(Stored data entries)
----
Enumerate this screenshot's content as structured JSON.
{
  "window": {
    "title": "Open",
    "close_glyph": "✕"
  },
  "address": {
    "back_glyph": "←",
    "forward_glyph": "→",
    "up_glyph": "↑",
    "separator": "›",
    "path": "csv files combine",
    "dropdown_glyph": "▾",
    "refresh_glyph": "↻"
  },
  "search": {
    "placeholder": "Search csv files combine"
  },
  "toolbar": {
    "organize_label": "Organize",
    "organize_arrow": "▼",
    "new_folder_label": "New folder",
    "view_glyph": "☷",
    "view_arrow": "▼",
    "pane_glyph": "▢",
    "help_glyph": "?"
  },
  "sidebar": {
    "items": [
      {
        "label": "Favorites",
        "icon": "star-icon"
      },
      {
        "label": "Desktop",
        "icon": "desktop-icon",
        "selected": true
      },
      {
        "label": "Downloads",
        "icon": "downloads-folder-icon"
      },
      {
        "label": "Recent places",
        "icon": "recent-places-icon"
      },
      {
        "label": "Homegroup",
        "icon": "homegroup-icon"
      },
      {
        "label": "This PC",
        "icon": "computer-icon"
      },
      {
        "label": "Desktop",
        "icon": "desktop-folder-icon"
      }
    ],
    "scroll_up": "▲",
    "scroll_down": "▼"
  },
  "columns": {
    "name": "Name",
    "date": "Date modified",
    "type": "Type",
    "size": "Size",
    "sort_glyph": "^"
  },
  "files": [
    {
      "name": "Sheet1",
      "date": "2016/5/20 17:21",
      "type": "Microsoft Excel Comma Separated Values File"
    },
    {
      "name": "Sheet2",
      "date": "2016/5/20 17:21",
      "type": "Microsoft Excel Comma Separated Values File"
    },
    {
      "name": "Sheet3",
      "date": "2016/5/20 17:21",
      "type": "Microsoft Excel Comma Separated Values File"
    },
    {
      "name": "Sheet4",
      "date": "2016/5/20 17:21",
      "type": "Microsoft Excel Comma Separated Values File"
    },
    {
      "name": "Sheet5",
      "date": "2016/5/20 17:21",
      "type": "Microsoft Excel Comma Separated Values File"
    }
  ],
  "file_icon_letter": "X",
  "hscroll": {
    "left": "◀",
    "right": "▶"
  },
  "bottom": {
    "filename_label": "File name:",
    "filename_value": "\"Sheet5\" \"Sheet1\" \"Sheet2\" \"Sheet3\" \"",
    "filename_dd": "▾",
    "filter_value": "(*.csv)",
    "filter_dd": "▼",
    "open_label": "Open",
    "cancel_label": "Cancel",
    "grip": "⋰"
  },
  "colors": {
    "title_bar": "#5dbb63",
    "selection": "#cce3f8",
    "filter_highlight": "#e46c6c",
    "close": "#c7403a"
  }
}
----
* Required work: Recite the full listing above exactly.

* Final answer:
Enumerate this screenshot's content as structured JSON.
{
  "window": {
    "title": "Open",
    "close_glyph": "✕"
  },
  "address": {
    "back_glyph": "←",
    "forward_glyph": "→",
    "up_glyph": "↑",
    "separator": "›",
    "path": "csv files combine",
    "dropdown_glyph": "▾",
    "refresh_glyph": "↻"
  },
  "search": {
    "placeholder": "Search csv files combine"
  },
  "toolbar": {
    "organize_label": "Organize",
    "organize_arrow": "▼",
    "new_folder_label": "New folder",
    "view_glyph": "☷",
    "view_arrow": "▼",
    "pane_glyph": "▢",
    "help_glyph": "?"
  },
  "sidebar": {
    "items": [
      {
        "label": "Favorites",
        "icon": "star-icon"
      },
      {
        "label": "Desktop",
        "icon": "desktop-icon",
        "selected": true
      },
      {
        "label": "Downloads",
        "icon": "downloads-folder-icon"
      },
      {
        "label": "Recent places",
        "icon": "recent-places-icon"
      },
      {
        "label": "Homegroup",
        "icon": "homegroup-icon"
      },
      {
        "label": "This PC",
        "icon": "computer-icon"
      },
      {
        "label": "Desktop",
        "icon": "desktop-folder-icon"
      }
    ],
    "scroll_up": "▲",
    "scroll_down": "▼"
  },
  "columns": {
    "name": "Name",
    "date": "Date modified",
    "type": "Type",
    "size": "Size",
    "sort_glyph": "^"
  },
  "files": [
    {
      "name": "Sheet1",
      "date": "2016/5/20 17:21",
      "type": "Microsoft Excel Comma Separated Values File"
    },
    {
      "name": "Sheet2",
      "date": "2016/5/20 17:21",
      "type": "Microsoft Excel Comma Separated Values File"
    },
    {
      "name": "Sheet3",
      "date": "2016/5/20 17:21",
      "type": "Microsoft Excel Comma Separated Values File"
    },
    {
      "name": "Sheet4",
      "date": "2016/5/20 17:21",
      "type": "Microsoft Excel Comma Separated Values File"
    },
    {
      "name": "Sheet5",
      "date": "2016/5/20 17:21",
      "type": "Microsoft Excel Comma Separated Values File"
    }
  ],
  "file_icon_letter": "X",
  "hscroll": {
    "left": "◀",
    "right": "▶"
  },
  "bottom": {
    "filename_label": "File name:",
    "filename_value": "\"Sheet5\" \"Sheet1\" \"Sheet2\" \"Sheet3\" \"",
    "filename_dd": "▾",
    "filter_value": "(*.csv)",
    "filter_dd": "▼",
    "open_label": "Open",
    "cancel_label": "Cancel",
    "grip": "⋰"
  },
  "colors": {
    "title_bar": "#5dbb63",
    "selection": "#cce3f8",
    "filter_highlight": "#e46c6c",
    "close": "#c7403a"
  }
}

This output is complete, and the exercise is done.